> _WHAT YOU NEED TO DO_
Return the lines below that carry the word "secure".

> _DATA FOR THE TASK_
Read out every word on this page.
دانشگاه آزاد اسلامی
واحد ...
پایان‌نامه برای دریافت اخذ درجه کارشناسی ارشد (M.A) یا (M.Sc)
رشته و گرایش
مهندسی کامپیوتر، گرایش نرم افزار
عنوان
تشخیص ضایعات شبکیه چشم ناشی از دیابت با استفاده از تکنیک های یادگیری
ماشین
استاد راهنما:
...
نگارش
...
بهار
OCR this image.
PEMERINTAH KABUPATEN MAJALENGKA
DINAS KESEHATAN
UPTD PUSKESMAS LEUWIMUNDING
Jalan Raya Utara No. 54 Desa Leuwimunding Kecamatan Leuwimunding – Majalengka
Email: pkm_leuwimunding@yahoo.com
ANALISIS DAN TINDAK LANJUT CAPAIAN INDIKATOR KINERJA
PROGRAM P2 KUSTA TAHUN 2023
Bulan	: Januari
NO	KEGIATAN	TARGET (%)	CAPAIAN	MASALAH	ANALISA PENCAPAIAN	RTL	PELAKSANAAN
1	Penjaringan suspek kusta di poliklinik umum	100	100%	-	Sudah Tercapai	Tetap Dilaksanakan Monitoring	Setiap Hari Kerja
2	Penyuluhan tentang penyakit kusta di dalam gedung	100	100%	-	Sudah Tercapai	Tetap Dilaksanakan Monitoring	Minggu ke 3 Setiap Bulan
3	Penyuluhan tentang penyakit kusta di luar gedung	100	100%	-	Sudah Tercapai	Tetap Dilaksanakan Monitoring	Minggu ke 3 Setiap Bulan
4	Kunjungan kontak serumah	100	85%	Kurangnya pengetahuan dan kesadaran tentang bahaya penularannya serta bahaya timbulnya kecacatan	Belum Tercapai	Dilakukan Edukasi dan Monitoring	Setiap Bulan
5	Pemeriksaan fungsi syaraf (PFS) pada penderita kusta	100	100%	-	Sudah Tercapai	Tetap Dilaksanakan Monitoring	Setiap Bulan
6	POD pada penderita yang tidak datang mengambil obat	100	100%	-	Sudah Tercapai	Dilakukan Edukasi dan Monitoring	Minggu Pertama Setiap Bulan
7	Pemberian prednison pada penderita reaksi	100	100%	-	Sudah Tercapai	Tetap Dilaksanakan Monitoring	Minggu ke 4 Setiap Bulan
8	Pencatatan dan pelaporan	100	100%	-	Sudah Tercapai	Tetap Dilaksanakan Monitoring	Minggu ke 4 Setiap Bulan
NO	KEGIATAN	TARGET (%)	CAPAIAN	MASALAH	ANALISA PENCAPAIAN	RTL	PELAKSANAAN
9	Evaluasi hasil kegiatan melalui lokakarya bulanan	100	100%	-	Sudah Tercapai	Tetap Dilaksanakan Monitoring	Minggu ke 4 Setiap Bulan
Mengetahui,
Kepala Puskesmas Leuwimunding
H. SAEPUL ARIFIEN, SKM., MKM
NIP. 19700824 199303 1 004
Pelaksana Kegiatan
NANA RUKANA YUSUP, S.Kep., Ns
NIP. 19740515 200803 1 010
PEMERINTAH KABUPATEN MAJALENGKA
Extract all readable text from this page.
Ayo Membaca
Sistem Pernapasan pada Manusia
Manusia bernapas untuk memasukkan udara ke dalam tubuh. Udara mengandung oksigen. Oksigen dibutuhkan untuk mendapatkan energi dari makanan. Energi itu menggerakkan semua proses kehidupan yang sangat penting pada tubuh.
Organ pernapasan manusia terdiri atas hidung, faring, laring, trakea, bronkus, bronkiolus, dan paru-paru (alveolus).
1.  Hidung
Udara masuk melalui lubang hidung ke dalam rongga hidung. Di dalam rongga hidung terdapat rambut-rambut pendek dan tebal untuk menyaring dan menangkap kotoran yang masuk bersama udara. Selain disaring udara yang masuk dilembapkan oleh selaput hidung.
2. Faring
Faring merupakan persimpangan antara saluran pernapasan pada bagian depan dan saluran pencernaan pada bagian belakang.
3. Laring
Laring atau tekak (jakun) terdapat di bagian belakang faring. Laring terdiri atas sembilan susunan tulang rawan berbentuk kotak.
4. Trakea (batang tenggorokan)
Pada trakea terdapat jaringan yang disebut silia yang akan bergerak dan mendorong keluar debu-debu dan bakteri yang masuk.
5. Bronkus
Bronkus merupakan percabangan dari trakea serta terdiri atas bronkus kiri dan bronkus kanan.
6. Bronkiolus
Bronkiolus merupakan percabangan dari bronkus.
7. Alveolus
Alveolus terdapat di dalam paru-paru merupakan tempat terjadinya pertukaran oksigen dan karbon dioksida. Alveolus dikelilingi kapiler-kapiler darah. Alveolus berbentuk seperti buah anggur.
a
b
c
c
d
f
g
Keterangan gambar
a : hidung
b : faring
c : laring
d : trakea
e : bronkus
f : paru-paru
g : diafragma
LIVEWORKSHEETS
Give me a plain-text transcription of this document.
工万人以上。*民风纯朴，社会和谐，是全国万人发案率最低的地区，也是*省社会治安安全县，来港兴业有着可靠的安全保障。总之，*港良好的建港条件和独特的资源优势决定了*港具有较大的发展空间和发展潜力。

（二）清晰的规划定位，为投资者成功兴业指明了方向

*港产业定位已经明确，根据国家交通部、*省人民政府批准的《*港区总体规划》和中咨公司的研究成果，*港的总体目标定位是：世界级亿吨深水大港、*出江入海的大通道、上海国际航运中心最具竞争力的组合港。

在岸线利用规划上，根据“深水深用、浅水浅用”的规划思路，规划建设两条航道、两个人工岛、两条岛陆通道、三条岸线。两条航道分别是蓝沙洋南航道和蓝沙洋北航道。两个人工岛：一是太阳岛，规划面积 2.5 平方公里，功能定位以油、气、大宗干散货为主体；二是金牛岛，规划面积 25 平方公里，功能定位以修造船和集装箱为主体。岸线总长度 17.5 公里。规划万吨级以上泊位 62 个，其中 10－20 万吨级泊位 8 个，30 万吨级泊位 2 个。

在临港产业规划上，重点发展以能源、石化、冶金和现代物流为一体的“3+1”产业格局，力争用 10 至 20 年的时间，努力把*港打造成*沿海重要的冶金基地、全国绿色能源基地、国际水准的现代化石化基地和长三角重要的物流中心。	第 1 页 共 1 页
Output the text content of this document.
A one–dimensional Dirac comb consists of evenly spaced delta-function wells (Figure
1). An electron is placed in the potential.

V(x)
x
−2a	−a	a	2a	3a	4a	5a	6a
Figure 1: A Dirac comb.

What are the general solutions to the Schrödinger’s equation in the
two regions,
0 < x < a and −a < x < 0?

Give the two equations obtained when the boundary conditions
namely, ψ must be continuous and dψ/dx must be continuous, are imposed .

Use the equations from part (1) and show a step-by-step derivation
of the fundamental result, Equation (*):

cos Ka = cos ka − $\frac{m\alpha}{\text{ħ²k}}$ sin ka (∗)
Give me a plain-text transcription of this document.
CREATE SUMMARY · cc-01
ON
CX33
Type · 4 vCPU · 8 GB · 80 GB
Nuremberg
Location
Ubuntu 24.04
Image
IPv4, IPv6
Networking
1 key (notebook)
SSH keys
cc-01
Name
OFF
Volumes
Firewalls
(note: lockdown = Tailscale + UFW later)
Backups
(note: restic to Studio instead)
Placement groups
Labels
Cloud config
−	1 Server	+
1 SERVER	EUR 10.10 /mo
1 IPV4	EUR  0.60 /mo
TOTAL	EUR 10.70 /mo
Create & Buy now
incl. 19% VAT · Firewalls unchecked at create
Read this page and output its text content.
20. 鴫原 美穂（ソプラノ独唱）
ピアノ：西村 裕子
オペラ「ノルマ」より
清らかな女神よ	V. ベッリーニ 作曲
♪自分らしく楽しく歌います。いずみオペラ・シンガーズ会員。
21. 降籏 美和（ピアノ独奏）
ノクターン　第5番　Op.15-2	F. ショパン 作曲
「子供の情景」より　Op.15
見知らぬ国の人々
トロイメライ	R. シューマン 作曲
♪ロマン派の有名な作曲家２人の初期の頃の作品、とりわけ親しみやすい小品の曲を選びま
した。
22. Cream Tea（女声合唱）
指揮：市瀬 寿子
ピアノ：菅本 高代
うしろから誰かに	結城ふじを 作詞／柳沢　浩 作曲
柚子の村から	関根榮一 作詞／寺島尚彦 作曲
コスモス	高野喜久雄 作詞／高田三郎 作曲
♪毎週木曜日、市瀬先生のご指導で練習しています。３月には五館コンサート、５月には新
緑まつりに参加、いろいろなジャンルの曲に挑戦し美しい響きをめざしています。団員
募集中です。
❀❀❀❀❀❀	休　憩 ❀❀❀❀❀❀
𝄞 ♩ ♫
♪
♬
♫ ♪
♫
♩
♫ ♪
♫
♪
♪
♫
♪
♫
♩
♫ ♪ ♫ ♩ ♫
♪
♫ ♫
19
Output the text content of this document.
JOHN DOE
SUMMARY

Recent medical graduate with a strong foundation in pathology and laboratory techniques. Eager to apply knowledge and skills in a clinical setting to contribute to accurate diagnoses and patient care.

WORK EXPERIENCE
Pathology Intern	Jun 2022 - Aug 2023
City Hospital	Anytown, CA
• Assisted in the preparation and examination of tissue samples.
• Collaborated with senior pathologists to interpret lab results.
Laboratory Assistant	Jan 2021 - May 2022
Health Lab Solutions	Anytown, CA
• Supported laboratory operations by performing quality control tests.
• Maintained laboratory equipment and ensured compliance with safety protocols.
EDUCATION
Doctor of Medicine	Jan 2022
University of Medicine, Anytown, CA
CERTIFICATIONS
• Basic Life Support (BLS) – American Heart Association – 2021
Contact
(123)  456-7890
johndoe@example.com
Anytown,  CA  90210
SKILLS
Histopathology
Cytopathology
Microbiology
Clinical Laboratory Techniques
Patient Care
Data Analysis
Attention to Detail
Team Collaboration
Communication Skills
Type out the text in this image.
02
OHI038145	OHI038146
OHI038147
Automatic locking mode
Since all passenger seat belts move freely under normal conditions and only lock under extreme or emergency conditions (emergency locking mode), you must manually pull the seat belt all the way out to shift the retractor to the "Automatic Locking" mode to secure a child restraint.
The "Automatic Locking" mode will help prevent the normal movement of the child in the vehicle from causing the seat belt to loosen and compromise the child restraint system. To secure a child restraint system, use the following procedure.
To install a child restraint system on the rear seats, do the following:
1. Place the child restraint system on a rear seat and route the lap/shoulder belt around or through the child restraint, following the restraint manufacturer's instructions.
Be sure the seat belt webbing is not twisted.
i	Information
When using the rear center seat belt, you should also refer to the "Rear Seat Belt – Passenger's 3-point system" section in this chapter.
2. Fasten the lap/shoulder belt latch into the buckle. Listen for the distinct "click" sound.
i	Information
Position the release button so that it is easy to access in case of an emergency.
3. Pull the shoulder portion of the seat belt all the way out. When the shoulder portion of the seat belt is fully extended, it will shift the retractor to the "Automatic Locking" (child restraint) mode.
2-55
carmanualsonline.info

> _SOLUTION TO THIS EXERCISE_
Since all passenger seat belts move freely under normal conditions and only lock under extreme or emergency conditions (emergency locking mode), you must manually pull the seat belt all the way out to shift the retractor to the "Automatic Locking" mode to secure a child restraint.
The "Automatic Locking" mode will help prevent the normal movement of the child in the vehicle from causing the seat belt to loosen and compromise the child restraint system. To secure a child restraint system, use the following procedure.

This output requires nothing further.